## [What you will do]
Search the data for the word "quelato". Reproduce every line where it is found.

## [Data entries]
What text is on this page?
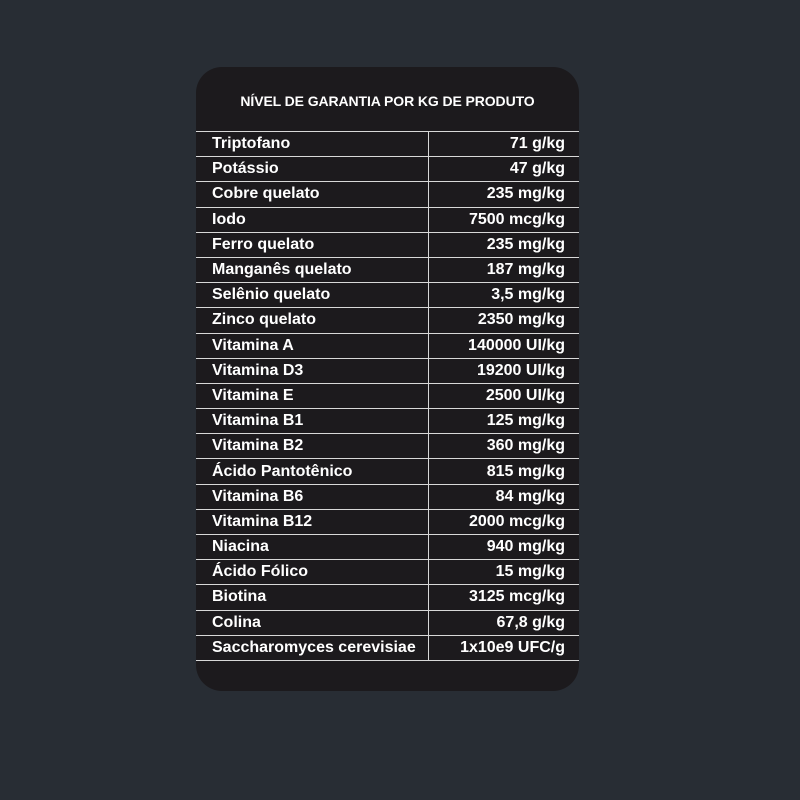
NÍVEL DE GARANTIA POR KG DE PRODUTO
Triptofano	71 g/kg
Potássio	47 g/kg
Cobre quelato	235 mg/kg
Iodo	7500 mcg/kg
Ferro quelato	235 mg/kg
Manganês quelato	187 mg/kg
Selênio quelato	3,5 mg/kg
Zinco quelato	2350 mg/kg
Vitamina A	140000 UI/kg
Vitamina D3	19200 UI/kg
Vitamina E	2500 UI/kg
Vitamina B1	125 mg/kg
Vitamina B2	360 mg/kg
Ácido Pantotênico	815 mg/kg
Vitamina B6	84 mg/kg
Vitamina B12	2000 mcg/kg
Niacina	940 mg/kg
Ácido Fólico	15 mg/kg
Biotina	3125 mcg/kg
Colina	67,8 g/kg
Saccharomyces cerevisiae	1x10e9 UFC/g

==

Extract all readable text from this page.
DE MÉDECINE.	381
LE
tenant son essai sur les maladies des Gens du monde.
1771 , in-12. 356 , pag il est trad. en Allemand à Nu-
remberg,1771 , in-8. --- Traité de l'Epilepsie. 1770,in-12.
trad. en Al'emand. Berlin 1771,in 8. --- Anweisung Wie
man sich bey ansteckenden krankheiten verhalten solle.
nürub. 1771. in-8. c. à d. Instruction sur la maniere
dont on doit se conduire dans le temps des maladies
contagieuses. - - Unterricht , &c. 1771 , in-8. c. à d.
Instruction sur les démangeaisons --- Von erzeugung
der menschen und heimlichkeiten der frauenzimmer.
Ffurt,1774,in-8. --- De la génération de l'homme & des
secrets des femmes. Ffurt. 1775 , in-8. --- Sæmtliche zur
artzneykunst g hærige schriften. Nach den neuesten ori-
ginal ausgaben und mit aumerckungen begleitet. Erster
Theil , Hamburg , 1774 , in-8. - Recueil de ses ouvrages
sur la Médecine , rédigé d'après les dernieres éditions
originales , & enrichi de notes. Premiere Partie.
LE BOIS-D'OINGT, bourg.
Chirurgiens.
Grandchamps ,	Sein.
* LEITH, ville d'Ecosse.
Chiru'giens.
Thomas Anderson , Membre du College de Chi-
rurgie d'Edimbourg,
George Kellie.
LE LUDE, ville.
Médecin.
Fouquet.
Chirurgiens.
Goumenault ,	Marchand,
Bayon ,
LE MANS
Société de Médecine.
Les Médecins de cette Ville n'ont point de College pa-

## [Task answer]
Cobre quelato	235 mg/kg
Ferro quelato	235 mg/kg
Manganês quelato	187 mg/kg
Selênio quelato	3,5 mg/kg
Zinco quelato	2350 mg/kg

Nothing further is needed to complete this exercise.